### TASK PROMPT
Gather up every line that includes the string "bars".

### EXERCISE DATA

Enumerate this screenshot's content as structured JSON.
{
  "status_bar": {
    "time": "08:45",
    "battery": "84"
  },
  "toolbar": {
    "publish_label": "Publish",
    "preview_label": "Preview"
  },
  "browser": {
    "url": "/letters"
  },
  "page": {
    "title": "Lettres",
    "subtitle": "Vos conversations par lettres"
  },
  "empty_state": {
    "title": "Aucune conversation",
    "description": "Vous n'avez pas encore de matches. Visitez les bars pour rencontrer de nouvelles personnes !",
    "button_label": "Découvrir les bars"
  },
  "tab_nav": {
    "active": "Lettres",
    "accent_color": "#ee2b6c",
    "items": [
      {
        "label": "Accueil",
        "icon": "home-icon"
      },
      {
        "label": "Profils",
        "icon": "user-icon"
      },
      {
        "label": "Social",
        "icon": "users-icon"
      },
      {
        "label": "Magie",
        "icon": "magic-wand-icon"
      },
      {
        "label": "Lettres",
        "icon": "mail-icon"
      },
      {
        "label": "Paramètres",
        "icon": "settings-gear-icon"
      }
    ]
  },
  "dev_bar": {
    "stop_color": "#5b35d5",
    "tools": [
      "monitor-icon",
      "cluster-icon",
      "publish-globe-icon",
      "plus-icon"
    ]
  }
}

...

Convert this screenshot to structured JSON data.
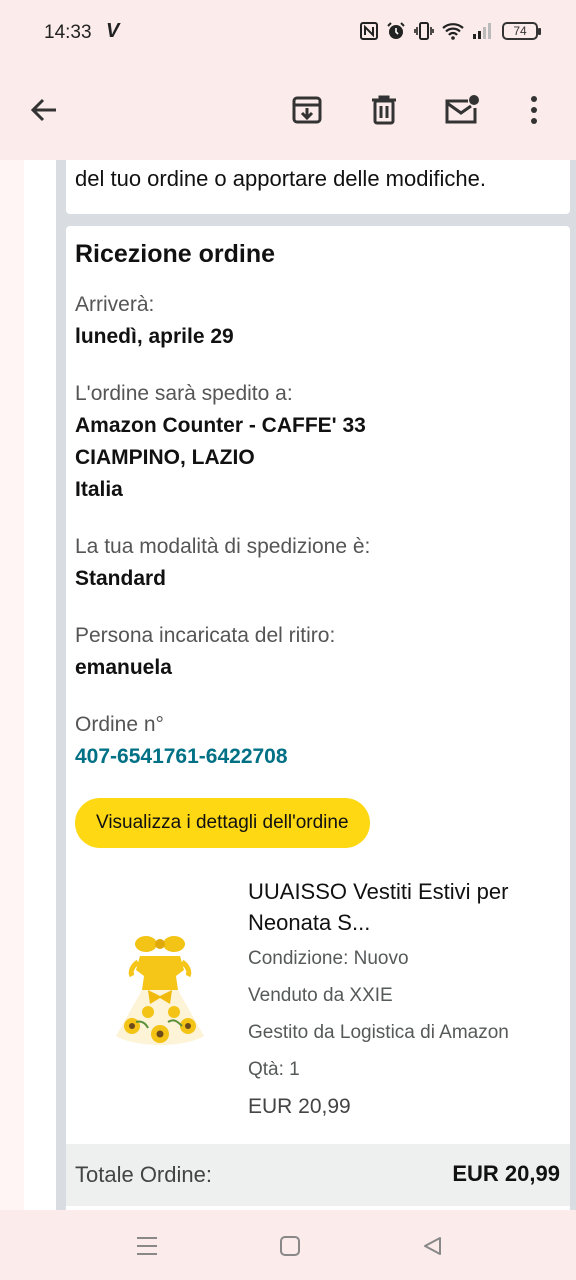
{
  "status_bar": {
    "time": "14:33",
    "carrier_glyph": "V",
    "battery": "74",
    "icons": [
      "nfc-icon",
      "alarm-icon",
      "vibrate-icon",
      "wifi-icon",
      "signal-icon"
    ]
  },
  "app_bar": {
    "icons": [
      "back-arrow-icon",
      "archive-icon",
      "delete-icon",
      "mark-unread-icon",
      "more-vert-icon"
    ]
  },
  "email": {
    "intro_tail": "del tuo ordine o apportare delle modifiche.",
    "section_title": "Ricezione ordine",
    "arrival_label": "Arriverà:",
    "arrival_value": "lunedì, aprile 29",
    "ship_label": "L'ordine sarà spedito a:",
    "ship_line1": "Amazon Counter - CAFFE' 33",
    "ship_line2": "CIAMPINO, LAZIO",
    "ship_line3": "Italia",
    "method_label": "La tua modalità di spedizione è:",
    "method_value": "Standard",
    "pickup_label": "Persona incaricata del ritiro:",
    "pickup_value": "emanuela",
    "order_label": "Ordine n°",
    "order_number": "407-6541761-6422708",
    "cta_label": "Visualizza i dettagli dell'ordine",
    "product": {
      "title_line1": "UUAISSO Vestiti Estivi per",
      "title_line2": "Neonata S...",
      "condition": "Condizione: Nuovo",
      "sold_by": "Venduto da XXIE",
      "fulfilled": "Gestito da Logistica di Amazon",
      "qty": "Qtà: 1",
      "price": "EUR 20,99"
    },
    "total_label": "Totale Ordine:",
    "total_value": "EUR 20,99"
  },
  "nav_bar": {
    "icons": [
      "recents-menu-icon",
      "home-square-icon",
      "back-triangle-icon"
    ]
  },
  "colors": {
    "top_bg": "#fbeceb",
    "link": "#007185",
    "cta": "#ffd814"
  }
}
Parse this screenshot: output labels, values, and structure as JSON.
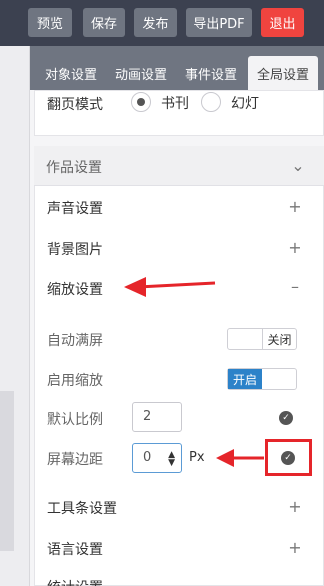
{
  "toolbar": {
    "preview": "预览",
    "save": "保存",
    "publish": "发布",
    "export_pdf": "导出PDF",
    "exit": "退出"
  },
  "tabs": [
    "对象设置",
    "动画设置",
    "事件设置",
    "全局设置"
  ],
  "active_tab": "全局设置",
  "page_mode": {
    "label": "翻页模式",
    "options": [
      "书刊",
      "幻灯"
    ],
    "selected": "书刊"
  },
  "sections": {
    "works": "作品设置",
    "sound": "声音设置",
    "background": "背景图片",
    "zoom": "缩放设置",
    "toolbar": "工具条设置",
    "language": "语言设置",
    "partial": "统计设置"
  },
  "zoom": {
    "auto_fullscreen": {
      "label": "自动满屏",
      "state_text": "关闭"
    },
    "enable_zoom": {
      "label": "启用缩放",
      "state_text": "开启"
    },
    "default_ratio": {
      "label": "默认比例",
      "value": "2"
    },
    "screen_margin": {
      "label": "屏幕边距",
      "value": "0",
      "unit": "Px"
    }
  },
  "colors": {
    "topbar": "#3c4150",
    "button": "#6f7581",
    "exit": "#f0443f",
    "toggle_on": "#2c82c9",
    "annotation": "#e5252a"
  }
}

### REPLY TO THE TASK
    "description": "Vous n'avez pas encore de matches. Visitez les bars pour rencontrer de nouvelles personnes !",
    "button_label": "Découvrir les bars"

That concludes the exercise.